[Figure contents as structured data]
* start *
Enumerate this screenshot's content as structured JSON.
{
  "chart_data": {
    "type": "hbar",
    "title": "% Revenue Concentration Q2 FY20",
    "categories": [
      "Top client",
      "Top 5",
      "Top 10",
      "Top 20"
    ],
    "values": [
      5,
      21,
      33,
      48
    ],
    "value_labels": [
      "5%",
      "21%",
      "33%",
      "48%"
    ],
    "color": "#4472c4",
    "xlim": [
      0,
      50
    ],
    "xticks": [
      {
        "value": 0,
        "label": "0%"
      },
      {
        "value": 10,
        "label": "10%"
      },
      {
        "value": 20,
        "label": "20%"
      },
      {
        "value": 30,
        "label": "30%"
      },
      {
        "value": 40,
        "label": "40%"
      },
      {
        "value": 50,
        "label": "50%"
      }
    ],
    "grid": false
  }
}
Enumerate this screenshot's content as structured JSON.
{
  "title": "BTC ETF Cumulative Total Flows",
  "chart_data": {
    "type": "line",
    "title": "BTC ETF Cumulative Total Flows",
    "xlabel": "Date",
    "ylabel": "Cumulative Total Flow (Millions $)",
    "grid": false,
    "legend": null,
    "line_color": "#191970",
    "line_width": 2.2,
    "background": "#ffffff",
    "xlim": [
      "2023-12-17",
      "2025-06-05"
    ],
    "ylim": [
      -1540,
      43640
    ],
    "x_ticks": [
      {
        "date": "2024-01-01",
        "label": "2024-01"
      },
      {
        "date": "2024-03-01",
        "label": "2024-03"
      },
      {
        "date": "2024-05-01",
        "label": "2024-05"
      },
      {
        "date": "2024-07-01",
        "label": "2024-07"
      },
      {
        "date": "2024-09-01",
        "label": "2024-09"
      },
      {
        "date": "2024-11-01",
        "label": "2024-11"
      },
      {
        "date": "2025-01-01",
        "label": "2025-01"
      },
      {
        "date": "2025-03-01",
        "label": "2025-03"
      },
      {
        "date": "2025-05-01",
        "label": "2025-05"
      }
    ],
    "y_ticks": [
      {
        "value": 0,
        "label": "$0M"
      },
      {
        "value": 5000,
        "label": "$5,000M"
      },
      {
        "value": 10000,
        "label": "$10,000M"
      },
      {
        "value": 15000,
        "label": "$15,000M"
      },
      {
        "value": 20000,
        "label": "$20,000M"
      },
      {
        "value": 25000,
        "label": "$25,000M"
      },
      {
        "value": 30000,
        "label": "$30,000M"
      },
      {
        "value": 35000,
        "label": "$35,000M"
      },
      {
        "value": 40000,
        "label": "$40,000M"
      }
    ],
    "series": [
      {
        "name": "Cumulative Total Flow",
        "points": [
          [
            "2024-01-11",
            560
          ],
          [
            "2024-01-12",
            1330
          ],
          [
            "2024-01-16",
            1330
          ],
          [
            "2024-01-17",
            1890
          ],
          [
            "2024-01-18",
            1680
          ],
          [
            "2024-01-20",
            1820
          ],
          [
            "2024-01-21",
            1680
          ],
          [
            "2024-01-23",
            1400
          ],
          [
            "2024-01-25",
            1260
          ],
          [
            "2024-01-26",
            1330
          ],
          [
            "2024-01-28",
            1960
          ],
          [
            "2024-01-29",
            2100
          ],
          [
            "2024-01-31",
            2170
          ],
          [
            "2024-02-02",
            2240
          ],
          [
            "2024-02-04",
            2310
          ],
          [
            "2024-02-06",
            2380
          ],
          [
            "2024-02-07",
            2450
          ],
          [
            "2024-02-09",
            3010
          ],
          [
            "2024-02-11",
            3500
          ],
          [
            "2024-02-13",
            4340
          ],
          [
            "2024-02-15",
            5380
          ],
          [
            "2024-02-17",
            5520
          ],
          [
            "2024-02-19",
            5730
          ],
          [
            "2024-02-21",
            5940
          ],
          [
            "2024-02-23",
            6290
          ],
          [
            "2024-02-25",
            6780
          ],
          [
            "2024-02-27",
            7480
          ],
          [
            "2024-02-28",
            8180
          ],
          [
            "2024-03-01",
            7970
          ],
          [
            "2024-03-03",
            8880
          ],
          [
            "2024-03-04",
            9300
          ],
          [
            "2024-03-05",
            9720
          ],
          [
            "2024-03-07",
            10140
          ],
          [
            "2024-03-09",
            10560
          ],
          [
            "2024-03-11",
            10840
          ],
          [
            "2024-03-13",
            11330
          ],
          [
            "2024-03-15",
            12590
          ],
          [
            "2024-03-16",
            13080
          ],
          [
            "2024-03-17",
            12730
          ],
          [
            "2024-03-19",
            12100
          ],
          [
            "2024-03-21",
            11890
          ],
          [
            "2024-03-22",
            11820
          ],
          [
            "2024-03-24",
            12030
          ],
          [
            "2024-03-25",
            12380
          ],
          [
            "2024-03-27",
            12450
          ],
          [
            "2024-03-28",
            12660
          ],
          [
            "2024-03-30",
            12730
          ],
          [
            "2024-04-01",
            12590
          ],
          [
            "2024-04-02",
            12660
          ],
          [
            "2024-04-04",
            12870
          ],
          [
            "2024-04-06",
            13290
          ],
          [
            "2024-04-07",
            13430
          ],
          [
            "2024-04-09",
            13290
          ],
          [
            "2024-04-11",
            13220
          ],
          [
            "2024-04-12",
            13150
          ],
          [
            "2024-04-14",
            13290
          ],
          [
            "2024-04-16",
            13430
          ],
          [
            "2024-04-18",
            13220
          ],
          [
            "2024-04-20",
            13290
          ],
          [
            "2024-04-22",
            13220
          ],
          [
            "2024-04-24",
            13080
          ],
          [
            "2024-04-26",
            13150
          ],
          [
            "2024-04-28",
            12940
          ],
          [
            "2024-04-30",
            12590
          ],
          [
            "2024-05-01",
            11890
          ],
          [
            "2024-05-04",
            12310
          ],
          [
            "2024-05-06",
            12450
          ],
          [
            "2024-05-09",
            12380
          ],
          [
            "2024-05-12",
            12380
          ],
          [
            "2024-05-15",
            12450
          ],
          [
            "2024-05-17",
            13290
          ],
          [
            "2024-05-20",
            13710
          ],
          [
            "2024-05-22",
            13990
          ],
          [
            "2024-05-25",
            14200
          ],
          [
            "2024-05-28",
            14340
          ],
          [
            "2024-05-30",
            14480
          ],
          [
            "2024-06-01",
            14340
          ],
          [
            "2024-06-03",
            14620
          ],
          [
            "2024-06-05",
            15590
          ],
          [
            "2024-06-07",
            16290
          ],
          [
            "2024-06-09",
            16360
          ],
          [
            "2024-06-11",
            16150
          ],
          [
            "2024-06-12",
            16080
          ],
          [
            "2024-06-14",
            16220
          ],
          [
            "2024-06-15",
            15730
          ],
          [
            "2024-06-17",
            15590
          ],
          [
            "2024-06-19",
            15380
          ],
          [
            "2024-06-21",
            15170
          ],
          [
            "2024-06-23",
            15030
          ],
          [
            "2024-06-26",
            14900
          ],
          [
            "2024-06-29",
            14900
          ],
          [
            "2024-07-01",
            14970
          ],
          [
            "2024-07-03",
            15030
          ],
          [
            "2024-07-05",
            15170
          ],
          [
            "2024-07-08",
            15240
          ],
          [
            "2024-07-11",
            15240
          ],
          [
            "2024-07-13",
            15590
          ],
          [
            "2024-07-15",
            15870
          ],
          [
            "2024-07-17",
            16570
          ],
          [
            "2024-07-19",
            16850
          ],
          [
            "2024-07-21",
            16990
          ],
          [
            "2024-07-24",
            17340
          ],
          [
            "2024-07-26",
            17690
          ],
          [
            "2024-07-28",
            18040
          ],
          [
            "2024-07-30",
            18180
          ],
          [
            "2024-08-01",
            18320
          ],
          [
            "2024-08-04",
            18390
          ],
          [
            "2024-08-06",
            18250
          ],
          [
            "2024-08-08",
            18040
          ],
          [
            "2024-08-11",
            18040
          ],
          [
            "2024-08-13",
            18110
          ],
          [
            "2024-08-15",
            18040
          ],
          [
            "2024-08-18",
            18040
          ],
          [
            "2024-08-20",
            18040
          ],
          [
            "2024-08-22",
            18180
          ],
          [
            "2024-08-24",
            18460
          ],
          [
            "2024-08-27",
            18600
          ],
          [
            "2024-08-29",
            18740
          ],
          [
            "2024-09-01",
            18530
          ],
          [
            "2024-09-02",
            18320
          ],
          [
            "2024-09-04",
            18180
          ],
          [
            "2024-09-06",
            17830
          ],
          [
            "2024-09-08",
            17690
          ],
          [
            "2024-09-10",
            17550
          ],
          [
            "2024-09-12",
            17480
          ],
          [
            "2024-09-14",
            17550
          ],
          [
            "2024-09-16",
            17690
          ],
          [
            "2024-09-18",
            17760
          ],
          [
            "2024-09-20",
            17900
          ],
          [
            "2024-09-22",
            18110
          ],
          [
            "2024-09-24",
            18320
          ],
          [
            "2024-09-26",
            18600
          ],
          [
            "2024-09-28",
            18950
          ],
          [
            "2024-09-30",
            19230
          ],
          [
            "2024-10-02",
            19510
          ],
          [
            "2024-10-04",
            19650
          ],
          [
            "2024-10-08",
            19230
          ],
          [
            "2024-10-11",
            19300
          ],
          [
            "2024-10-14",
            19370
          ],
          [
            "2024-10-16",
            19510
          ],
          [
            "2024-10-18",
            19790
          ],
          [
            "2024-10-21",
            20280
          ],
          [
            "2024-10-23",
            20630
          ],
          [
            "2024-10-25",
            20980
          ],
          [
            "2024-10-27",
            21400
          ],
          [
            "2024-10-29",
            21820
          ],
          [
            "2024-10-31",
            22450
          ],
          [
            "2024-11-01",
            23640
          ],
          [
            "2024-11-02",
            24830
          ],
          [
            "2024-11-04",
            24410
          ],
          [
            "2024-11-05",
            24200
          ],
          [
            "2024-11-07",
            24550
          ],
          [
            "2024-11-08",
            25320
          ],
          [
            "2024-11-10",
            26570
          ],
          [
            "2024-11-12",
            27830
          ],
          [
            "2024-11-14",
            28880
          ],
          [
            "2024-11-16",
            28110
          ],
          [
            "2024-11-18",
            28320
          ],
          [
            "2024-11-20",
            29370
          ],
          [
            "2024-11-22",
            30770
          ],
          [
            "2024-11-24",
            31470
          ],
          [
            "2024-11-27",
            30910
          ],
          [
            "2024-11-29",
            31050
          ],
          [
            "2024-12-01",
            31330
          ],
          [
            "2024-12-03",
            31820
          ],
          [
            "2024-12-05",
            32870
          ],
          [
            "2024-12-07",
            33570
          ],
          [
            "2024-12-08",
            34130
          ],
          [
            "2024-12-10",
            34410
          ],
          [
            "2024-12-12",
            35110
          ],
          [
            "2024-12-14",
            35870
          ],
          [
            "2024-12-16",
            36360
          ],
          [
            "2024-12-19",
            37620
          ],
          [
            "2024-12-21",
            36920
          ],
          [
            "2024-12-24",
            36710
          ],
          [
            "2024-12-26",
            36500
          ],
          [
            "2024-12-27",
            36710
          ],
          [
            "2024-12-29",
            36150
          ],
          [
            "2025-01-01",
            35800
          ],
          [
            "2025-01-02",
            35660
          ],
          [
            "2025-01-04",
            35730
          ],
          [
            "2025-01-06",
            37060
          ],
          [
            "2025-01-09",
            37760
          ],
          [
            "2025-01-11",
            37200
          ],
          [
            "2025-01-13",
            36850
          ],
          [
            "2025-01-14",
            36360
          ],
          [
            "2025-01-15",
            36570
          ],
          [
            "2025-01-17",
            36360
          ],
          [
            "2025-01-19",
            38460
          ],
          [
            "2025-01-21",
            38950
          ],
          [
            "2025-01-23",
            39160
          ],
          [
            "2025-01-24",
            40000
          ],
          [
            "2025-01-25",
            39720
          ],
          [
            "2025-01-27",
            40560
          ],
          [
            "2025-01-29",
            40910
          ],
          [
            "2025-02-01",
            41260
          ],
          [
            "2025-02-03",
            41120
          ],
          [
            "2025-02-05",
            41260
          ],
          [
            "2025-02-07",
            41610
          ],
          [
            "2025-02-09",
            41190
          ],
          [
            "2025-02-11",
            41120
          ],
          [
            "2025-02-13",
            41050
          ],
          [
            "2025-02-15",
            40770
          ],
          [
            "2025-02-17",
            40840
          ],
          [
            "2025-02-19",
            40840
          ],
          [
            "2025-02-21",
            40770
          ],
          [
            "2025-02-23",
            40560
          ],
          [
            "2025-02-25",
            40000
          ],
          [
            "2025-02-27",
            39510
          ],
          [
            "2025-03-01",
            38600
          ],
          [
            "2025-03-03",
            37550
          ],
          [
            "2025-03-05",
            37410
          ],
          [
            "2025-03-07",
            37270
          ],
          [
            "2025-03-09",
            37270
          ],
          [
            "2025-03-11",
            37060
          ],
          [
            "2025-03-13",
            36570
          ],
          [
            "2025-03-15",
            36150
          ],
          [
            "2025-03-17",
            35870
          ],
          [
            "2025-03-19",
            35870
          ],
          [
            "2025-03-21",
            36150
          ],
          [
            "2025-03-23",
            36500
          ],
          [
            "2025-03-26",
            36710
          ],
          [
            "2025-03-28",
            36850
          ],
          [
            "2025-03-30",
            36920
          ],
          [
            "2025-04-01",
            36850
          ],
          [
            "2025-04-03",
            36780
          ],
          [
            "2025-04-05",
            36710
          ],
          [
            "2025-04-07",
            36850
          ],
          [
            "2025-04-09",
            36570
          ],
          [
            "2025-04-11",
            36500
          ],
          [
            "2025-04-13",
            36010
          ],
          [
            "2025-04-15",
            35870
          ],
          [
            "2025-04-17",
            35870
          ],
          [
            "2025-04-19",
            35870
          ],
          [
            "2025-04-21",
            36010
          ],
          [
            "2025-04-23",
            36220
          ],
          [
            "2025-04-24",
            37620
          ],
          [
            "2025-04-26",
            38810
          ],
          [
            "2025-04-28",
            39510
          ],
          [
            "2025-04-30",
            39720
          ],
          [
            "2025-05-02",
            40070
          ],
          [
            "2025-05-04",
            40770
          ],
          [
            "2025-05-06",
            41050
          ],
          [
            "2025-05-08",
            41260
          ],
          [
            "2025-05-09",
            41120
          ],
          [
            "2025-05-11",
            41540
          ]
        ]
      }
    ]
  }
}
* end *
TASK DESCRIPTION: Copy out each line that contains the word "Flows".

EXERCISE SOLUTION:
  "title": "BTC ETF Cumulative Total Flows",
    "title": "BTC ETF Cumulative Total Flows",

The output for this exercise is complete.